■ Exercise directions
The records that follow must be repeated verbatim, every one of them.

---- Data

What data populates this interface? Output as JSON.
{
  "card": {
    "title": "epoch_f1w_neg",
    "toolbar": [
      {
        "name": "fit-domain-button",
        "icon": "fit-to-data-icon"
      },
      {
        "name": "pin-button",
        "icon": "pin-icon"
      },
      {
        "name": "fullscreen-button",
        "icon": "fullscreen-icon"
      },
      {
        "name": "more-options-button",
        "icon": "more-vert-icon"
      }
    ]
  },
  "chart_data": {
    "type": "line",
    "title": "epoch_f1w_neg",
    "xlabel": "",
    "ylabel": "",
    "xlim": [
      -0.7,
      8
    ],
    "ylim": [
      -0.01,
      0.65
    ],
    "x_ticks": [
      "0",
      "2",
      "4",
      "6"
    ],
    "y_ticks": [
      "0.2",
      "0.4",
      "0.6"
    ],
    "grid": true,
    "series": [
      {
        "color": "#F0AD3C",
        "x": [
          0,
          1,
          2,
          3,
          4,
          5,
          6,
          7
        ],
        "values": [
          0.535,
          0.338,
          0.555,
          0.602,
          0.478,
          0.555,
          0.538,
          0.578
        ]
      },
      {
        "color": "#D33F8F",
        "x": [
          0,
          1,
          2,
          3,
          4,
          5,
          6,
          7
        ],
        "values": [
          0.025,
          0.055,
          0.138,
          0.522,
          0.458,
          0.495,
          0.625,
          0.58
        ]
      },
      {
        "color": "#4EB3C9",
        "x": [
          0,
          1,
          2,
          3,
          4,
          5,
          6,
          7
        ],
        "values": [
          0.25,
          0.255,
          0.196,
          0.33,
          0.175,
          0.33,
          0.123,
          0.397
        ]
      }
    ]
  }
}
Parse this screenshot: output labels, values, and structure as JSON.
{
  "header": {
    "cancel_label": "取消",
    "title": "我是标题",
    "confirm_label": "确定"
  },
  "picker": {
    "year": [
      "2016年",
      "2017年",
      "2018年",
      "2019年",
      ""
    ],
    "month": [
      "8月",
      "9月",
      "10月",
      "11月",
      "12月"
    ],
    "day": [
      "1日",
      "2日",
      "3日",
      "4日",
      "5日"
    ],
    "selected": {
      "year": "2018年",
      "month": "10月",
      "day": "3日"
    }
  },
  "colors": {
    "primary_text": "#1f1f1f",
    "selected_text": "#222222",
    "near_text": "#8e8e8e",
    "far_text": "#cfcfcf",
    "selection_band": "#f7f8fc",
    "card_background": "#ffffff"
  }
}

--------

■ Solution
What data populates this interface? Output as JSON.
{
  "card": {
    "title": "epoch_f1w_neg",
    "toolbar": [
      {
        "name": "fit-domain-button",
        "icon": "fit-to-data-icon"
      },
      {
        "name": "pin-button",
        "icon": "pin-icon"
      },
      {
        "name": "fullscreen-button",
        "icon": "fullscreen-icon"
      },
      {
        "name": "more-options-button",
        "icon": "more-vert-icon"
      }
    ]
  },
  "chart_data": {
    "type": "line",
    "title": "epoch_f1w_neg",
    "xlabel": "",
    "ylabel": "",
    "xlim": [
      -0.7,
      8
    ],
    "ylim": [
      -0.01,
      0.65
    ],
    "x_ticks": [
      "0",
      "2",
      "4",
      "6"
    ],
    "y_ticks": [
      "0.2",
      "0.4",
      "0.6"
    ],
    "grid": true,
    "series": [
      {
        "color": "#F0AD3C",
        "x": [
          0,
          1,
          2,
          3,
          4,
          5,
          6,
          7
        ],
        "values": [
          0.535,
          0.338,
          0.555,
          0.602,
          0.478,
          0.555,
          0.538,
          0.578
        ]
      },
      {
        "color": "#D33F8F",
        "x": [
          0,
          1,
          2,
          3,
          4,
          5,
          6,
          7
        ],
        "values": [
          0.025,
          0.055,
          0.138,
          0.522,
          0.458,
          0.495,
          0.625,
          0.58
        ]
      },
      {
        "color": "#4EB3C9",
        "x": [
          0,
          1,
          2,
          3,
          4,
          5,
          6,
          7
        ],
        "values": [
          0.25,
          0.255,
          0.196,
          0.33,
          0.175,
          0.33,
          0.123,
          0.397
        ]
      }
    ]
  }
}
Parse this screenshot: output labels, values, and structure as JSON.
{
  "header": {
    "cancel_label": "取消",
    "title": "我是标题",
    "confirm_label": "确定"
  },
  "picker": {
    "year": [
      "2016年",
      "2017年",
      "2018年",
      "2019年",
      ""
    ],
    "month": [
      "8月",
      "9月",
      "10月",
      "11月",
      "12月"
    ],
    "day": [
      "1日",
      "2日",
      "3日",
      "4日",
      "5日"
    ],
    "selected": {
      "year": "2018年",
      "month": "10月",
      "day": "3日"
    }
  },
  "colors": {
    "primary_text": "#1f1f1f",
    "selected_text": "#222222",
    "near_text": "#8e8e8e",
    "far_text": "#cfcfcf",
    "selection_band": "#f7f8fc",
    "card_background": "#ffffff"
  }
}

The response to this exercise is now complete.